-- Start INFORMATION GIVEN --

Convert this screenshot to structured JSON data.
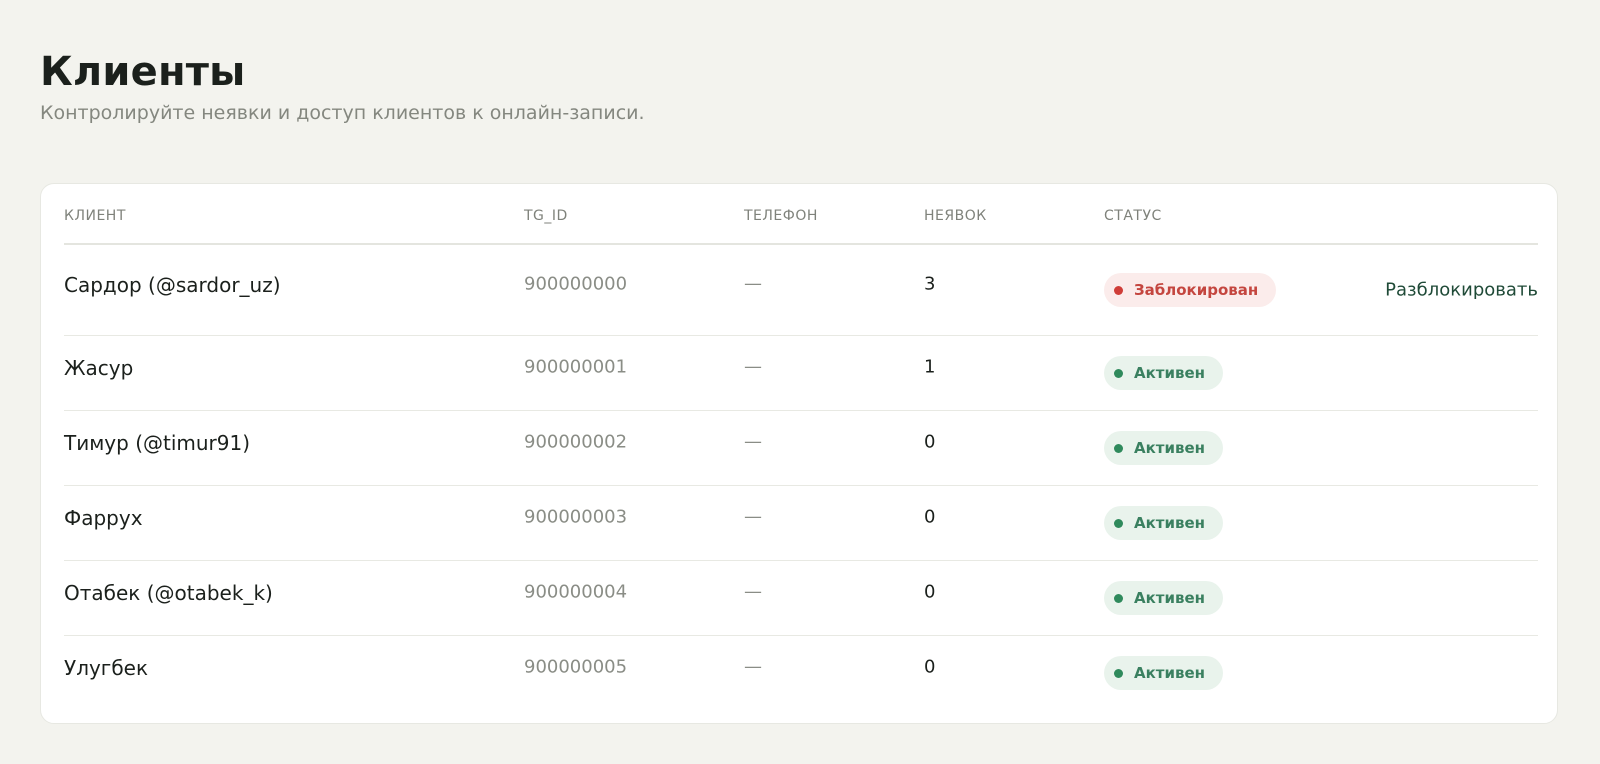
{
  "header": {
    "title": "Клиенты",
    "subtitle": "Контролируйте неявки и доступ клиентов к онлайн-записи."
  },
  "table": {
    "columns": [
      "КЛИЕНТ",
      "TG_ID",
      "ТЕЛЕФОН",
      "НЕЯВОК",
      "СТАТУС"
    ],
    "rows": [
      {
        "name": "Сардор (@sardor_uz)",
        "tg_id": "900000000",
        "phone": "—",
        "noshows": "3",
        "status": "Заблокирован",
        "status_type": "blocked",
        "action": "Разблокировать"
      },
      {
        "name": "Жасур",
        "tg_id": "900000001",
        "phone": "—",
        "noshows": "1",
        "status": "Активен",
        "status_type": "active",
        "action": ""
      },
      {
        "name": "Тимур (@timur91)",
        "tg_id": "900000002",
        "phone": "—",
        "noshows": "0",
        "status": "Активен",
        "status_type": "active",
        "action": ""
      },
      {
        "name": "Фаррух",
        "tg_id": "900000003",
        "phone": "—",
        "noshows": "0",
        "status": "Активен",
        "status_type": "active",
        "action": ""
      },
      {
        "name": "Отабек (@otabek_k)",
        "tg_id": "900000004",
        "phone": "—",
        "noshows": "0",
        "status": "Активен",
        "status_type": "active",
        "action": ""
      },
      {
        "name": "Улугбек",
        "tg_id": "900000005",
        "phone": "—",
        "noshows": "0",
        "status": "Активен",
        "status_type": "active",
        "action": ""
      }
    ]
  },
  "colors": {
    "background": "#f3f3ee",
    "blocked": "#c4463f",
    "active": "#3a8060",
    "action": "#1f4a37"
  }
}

-- End INFORMATION GIVEN --

_WHAT IS EXPECTED_. Print each line of the material above exactly, with the pictures removed from your copy.

_COMPLETED EXERCISE_.
Convert this screenshot to structured JSON data.
{
  "header": {
    "title": "Клиенты",
    "subtitle": "Контролируйте неявки и доступ клиентов к онлайн-записи."
  },
  "table": {
    "columns": [
      "КЛИЕНТ",
      "TG_ID",
      "ТЕЛЕФОН",
      "НЕЯВОК",
      "СТАТУС"
    ],
    "rows": [
      {
        "name": "Сардор (@sardor_uz)",
        "tg_id": "900000000",
        "phone": "—",
        "noshows": "3",
        "status": "Заблокирован",
        "status_type": "blocked",
        "action": "Разблокировать"
      },
      {
        "name": "Жасур",
        "tg_id": "900000001",
        "phone": "—",
        "noshows": "1",
        "status": "Активен",
        "status_type": "active",
        "action": ""
      },
      {
        "name": "Тимур (@timur91)",
        "tg_id": "900000002",
        "phone": "—",
        "noshows": "0",
        "status": "Активен",
        "status_type": "active",
        "action": ""
      },
      {
        "name": "Фаррух",
        "tg_id": "900000003",
        "phone": "—",
        "noshows": "0",
        "status": "Активен",
        "status_type": "active",
        "action": ""
      },
      {
        "name": "Отабек (@otabek_k)",
        "tg_id": "900000004",
        "phone": "—",
        "noshows": "0",
        "status": "Активен",
        "status_type": "active",
        "action": ""
      },
      {
        "name": "Улугбек",
        "tg_id": "900000005",
        "phone": "—",
        "noshows": "0",
        "status": "Активен",
        "status_type": "active",
        "action": ""
      }
    ]
  },
  "colors": {
    "background": "#f3f3ee",
    "blocked": "#c4463f",
    "active": "#3a8060",
    "action": "#1f4a37"
  }
}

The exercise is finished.